DIRECTIONS = Count every line that holds the string "person", and report the number alone.

* Begin TASK INPUTS *

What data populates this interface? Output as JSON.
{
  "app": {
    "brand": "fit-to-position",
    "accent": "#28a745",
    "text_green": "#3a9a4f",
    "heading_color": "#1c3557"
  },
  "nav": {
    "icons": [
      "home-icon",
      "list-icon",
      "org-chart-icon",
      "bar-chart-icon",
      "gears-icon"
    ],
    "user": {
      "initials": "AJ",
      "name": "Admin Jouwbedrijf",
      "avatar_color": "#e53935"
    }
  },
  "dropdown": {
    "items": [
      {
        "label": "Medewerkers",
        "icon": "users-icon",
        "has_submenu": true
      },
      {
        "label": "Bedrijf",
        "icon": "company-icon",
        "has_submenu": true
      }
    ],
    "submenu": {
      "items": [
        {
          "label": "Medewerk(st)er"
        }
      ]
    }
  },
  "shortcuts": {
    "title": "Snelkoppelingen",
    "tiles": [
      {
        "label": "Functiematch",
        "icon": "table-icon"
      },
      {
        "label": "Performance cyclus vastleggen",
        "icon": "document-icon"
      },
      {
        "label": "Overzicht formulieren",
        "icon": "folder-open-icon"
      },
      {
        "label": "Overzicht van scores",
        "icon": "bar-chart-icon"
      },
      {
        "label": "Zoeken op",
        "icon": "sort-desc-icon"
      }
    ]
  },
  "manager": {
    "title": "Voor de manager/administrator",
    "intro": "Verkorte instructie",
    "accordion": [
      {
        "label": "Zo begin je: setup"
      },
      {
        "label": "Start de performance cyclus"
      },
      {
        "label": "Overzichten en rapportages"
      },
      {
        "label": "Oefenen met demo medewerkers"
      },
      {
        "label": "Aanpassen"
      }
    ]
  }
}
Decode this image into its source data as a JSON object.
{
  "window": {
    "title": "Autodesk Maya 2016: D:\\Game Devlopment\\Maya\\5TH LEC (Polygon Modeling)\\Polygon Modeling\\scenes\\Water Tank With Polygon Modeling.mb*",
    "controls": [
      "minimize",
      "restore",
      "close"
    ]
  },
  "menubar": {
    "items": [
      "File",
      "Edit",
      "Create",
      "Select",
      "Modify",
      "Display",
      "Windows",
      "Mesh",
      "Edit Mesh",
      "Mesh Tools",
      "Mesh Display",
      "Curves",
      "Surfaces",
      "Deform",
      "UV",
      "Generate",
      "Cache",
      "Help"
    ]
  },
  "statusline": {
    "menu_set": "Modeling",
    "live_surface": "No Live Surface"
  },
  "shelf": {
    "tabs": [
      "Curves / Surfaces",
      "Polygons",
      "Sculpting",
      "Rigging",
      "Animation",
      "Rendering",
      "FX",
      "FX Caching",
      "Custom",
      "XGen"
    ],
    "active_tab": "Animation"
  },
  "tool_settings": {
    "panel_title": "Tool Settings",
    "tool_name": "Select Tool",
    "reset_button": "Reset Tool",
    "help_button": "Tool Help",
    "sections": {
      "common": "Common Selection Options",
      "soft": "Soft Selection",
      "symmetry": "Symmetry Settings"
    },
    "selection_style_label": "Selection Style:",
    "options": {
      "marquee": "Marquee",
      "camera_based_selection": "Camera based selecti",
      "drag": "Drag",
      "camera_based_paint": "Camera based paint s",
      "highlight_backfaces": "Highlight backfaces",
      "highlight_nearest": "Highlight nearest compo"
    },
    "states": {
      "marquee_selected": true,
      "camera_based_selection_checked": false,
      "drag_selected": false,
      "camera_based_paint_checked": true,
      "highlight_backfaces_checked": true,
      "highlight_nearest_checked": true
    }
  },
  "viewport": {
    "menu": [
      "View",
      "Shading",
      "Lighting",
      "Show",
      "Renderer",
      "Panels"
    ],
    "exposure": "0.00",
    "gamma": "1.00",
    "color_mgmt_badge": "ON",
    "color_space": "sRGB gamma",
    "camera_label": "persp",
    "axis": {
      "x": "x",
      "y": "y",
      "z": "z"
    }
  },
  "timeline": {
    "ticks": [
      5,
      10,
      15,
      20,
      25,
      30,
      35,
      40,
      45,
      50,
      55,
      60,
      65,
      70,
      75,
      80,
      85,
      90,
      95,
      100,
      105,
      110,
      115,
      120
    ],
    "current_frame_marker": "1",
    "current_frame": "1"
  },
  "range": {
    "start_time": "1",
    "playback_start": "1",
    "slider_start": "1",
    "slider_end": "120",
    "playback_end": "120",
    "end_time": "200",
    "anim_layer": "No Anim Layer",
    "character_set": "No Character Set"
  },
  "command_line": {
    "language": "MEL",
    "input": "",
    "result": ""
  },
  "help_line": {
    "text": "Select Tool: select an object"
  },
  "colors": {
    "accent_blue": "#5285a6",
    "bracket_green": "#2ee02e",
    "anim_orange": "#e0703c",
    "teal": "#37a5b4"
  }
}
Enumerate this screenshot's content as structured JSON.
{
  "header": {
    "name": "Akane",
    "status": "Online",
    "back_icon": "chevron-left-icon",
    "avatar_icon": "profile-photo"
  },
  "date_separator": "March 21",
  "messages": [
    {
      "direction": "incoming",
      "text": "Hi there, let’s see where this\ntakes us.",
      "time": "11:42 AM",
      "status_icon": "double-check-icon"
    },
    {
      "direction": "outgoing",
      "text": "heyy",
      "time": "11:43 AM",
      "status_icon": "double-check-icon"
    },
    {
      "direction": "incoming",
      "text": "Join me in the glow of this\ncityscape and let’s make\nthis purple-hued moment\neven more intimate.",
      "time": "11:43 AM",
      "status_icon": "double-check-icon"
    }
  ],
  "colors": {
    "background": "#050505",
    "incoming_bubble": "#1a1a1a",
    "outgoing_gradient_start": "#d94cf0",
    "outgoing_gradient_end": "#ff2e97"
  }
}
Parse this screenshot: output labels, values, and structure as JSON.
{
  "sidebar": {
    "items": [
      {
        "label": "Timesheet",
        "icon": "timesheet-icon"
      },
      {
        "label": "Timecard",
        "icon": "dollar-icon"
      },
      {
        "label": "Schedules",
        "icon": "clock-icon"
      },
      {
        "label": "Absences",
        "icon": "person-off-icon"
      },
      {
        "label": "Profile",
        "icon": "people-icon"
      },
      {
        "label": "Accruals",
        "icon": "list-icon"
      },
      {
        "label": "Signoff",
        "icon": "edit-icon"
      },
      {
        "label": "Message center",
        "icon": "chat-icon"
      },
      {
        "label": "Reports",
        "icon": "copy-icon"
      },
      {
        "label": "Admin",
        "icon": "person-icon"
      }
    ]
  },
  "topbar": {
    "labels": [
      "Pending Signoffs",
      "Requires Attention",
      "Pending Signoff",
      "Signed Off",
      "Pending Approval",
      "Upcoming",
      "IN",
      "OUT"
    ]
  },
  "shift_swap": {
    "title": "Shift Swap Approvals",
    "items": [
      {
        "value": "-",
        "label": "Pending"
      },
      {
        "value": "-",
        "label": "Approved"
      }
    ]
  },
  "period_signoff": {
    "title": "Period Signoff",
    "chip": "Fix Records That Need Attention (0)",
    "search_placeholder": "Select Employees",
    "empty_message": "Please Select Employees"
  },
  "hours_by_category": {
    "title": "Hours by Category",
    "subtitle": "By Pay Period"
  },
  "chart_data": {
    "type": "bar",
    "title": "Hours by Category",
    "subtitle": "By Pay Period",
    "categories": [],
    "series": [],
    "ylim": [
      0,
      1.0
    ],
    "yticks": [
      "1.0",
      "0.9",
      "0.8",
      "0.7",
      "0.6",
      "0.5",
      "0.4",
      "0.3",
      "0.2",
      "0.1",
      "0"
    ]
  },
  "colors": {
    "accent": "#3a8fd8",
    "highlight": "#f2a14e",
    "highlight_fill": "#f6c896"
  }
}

* End TASK INPUTS *

OUTPUT BELOW = 2